**Work required**
Identify and pull out each line of the entries in which "subtitle" occurs.

**Input data**

(begin)

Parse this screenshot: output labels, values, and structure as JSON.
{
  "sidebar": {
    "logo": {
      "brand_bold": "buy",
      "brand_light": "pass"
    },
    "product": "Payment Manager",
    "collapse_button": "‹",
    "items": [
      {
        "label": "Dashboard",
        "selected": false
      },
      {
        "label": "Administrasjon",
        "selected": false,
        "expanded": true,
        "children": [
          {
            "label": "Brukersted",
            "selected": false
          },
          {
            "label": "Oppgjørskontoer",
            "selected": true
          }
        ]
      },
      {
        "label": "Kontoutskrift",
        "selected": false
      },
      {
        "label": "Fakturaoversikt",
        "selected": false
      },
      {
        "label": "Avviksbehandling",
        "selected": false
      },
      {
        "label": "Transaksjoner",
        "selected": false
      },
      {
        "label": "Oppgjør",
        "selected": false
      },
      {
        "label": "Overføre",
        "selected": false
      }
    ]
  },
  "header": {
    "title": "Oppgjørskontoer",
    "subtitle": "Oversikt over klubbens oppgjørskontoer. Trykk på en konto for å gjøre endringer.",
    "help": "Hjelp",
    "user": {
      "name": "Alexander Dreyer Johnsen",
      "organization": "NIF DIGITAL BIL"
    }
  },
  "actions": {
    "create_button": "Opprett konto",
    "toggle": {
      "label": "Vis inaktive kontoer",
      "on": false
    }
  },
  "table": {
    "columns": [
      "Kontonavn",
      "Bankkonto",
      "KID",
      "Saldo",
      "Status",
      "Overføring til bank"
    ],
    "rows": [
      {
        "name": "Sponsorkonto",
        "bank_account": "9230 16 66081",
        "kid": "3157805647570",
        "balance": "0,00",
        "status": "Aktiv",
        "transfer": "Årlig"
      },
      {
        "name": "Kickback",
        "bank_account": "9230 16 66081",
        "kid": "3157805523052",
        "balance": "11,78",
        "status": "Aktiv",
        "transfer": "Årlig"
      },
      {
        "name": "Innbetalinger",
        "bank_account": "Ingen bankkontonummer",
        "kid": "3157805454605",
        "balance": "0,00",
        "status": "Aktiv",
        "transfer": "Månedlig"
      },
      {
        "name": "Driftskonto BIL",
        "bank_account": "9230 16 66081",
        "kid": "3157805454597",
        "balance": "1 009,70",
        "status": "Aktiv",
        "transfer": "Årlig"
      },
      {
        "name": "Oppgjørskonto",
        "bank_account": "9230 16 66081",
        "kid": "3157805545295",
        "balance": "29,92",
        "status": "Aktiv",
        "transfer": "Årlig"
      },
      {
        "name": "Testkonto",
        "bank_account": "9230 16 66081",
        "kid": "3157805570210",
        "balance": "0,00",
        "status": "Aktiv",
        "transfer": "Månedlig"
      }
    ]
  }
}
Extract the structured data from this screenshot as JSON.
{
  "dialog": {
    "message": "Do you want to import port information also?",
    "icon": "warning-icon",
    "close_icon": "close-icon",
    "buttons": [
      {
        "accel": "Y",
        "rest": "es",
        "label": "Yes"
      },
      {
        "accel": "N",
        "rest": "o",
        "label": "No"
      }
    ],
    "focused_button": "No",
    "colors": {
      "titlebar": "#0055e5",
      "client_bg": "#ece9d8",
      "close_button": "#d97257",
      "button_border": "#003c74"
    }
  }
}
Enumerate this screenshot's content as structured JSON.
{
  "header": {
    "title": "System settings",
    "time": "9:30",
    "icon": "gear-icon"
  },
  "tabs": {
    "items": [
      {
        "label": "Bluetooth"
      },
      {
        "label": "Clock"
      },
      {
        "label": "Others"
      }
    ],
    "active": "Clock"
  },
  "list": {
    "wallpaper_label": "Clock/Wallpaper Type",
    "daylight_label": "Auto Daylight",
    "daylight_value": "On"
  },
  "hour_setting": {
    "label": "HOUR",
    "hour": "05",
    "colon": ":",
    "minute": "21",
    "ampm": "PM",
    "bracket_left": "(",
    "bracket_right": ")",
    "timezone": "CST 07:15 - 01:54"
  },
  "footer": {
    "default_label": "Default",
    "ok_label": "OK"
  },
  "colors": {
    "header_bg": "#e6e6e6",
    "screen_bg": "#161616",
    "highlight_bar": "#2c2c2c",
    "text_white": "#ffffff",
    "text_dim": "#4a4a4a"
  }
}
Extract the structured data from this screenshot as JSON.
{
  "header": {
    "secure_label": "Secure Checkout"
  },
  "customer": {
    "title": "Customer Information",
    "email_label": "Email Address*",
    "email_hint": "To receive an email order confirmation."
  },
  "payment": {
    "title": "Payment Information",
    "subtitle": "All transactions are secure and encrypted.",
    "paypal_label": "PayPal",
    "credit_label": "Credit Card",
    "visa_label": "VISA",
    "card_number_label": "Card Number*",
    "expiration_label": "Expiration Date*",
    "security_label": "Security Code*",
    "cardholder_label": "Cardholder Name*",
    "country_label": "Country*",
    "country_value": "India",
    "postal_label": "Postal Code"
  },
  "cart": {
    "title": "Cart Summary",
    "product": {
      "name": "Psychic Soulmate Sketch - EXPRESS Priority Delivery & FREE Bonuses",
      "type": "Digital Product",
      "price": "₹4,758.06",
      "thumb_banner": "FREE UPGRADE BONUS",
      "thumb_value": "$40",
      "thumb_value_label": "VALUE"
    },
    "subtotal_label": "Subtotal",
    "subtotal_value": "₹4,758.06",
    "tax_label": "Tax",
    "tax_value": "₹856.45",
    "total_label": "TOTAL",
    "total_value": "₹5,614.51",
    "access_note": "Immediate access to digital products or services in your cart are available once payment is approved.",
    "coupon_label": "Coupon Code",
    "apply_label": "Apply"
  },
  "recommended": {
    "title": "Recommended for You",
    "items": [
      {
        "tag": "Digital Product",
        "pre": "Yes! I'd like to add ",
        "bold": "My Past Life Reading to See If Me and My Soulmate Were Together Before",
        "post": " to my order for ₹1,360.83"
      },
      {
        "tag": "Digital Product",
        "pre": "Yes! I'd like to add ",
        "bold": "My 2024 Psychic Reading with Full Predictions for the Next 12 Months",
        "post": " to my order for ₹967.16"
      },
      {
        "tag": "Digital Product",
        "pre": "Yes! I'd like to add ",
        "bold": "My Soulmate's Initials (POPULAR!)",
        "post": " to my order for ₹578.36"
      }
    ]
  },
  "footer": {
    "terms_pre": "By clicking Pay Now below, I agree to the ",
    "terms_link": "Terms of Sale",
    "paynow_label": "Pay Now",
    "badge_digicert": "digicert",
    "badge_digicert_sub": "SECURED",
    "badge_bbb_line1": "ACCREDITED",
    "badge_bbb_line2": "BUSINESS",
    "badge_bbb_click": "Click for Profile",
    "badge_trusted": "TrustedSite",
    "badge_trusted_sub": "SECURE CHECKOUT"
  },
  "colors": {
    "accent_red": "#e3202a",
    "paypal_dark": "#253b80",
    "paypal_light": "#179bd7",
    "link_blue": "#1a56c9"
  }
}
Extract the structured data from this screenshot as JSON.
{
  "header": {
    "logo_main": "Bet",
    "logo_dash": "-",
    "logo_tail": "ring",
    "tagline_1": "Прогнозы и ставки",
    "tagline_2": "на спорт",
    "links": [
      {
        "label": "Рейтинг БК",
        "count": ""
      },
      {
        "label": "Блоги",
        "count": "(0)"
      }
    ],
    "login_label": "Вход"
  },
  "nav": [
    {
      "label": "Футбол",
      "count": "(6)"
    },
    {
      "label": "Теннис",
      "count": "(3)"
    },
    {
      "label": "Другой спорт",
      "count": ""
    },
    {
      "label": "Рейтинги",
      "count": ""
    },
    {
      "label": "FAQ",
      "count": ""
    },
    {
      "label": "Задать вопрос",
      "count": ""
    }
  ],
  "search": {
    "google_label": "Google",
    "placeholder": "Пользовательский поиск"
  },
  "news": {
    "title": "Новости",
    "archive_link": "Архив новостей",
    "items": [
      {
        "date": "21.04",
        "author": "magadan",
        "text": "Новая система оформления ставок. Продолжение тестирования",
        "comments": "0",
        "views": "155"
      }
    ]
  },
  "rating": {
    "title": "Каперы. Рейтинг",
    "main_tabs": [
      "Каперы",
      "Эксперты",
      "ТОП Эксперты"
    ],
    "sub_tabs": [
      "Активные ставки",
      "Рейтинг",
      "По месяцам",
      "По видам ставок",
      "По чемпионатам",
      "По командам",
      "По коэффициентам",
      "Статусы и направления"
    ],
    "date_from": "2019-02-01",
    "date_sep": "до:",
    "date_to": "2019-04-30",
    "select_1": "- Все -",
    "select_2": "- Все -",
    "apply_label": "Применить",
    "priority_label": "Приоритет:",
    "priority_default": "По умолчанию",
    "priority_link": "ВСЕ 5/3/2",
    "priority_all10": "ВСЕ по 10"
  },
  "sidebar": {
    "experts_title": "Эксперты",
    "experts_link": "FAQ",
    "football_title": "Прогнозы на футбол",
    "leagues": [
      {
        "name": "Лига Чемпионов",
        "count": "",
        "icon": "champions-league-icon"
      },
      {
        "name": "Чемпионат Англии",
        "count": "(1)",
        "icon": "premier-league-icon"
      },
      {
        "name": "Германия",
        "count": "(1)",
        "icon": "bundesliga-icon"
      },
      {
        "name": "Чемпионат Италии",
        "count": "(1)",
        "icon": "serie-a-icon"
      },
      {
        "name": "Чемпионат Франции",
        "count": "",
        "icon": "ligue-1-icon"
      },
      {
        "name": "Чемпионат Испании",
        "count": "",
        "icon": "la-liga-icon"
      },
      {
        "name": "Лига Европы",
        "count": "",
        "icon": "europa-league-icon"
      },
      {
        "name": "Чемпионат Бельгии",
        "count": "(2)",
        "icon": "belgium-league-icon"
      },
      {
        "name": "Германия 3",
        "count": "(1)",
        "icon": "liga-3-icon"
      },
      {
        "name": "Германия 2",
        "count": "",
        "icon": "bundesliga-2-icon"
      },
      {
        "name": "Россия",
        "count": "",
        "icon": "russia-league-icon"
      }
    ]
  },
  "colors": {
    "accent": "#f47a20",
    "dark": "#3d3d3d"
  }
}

(end)

**Reply to the exercise**
    "subtitle": "Oversikt over klubbens oppgjørskontoer. Trykk på en konto for å gjøre endringer.",
    "subtitle": "All transactions are secure and encrypted.",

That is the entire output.